_Records to use:_
+===+

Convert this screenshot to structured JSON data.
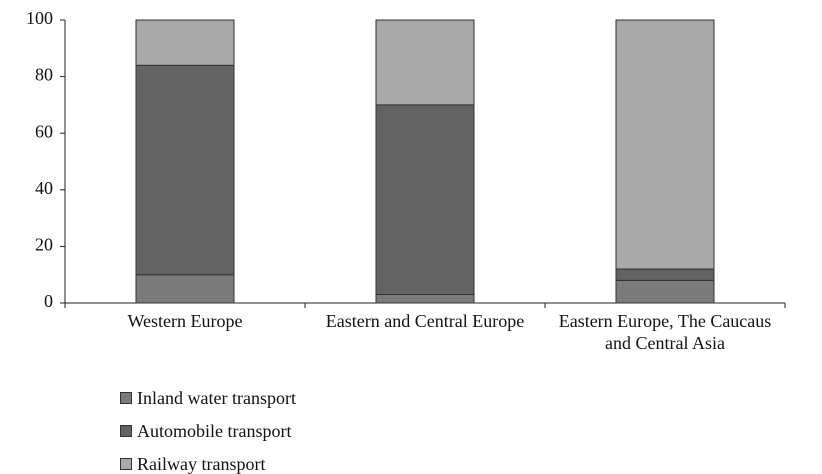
{
  "chart_data": {
    "type": "stacked_bar",
    "categories": [
      "Western Europe",
      "Eastern and Central Europe",
      "Eastern Europe, The Caucaus and Central Asia"
    ],
    "series": [
      {
        "name": "Inland water transport",
        "color": "#7b7b7b",
        "values": [
          10,
          3,
          8
        ]
      },
      {
        "name": "Automobile transport",
        "color": "#636363",
        "values": [
          74,
          67,
          4
        ]
      },
      {
        "name": "Railway transport",
        "color": "#a9a9a9",
        "values": [
          16,
          30,
          88
        ]
      }
    ],
    "ylim": [
      0,
      100
    ],
    "yticks": [
      0,
      20,
      40,
      60,
      80,
      100
    ],
    "grid": false,
    "legend": "bottom-left"
  }
}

+===+

Your copy should match the entries exactly, minus the pictures.

_Answer to the task:_
Convert this screenshot to structured JSON data.
{
  "chart_data": {
    "type": "stacked_bar",
    "categories": [
      "Western Europe",
      "Eastern and Central Europe",
      "Eastern Europe, The Caucaus and Central Asia"
    ],
    "series": [
      {
        "name": "Inland water transport",
        "color": "#7b7b7b",
        "values": [
          10,
          3,
          8
        ]
      },
      {
        "name": "Automobile transport",
        "color": "#636363",
        "values": [
          74,
          67,
          4
        ]
      },
      {
        "name": "Railway transport",
        "color": "#a9a9a9",
        "values": [
          16,
          30,
          88
        ]
      }
    ],
    "ylim": [
      0,
      100
    ],
    "yticks": [
      0,
      20,
      40,
      60,
      80,
      100
    ],
    "grid": false,
    "legend": "bottom-left"
  }
}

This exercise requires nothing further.